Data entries
* * *

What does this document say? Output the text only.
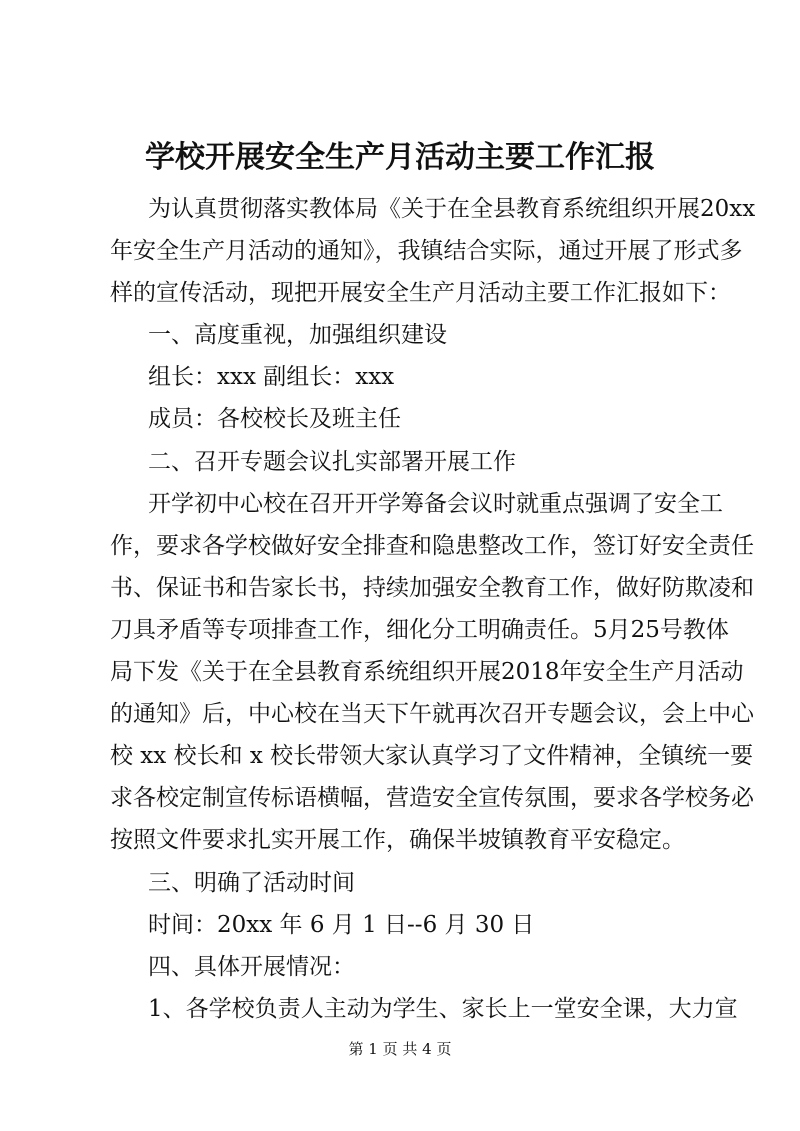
学校开展安全生产月活动主要工作汇报
为认真贯彻落实教体局《关于在全县教育系统组织开展20xx
年安全生产月活动的通知》，我镇结合实际，通过开展了形式多
样的宣传活动，现把开展安全生产月活动主要工作汇报如下：
一、高度重视，加强组织建设
组长：xxx 副组长：xxx
成员：各校校长及班主任
二、召开专题会议扎实部署开展工作
开学初中心校在召开开学筹备会议时就重点强调了安全工
作，要求各学校做好安全排查和隐患整改工作，签订好安全责任
书、保证书和告家长书，持续加强安全教育工作，做好防欺凌和
刀具矛盾等专项排查工作，细化分工明确责任。5月25号教体
局下发《关于在全县教育系统组织开展2018年安全生产月活动
的通知》后，中心校在当天下午就再次召开专题会议，会上中心
校 xx 校长和 x 校长带领大家认真学习了文件精神，全镇统一要
求各校定制宣传标语横幅，营造安全宣传氛围，要求各学校务必
按照文件要求扎实开展工作，确保半坡镇教育平安稳定。
三、明确了活动时间
时间：20xx 年 6 月 1 日--6 月 30 日
四、具体开展情况：
1、各学校负责人主动为学生、家长上一堂安全课，大力宣
第 1 页 共 4 页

* * *

DIRECTIONS FOR THIS TASK: Output every entry exactly as given; pictures are not part of the copy.

RESULT FOR THIS TASK:
What does this document say? Output the text only.
学校开展安全生产月活动主要工作汇报
为认真贯彻落实教体局《关于在全县教育系统组织开展20xx
年安全生产月活动的通知》，我镇结合实际，通过开展了形式多
样的宣传活动，现把开展安全生产月活动主要工作汇报如下：
一、高度重视，加强组织建设
组长：xxx 副组长：xxx
成员：各校校长及班主任
二、召开专题会议扎实部署开展工作
开学初中心校在召开开学筹备会议时就重点强调了安全工
作，要求各学校做好安全排查和隐患整改工作，签订好安全责任
书、保证书和告家长书，持续加强安全教育工作，做好防欺凌和
刀具矛盾等专项排查工作，细化分工明确责任。5月25号教体
局下发《关于在全县教育系统组织开展2018年安全生产月活动
的通知》后，中心校在当天下午就再次召开专题会议，会上中心
校 xx 校长和 x 校长带领大家认真学习了文件精神，全镇统一要
求各校定制宣传标语横幅，营造安全宣传氛围，要求各学校务必
按照文件要求扎实开展工作，确保半坡镇教育平安稳定。
三、明确了活动时间
时间：20xx 年 6 月 1 日--6 月 30 日
四、具体开展情况：
1、各学校负责人主动为学生、家长上一堂安全课，大力宣
第 1 页 共 4 页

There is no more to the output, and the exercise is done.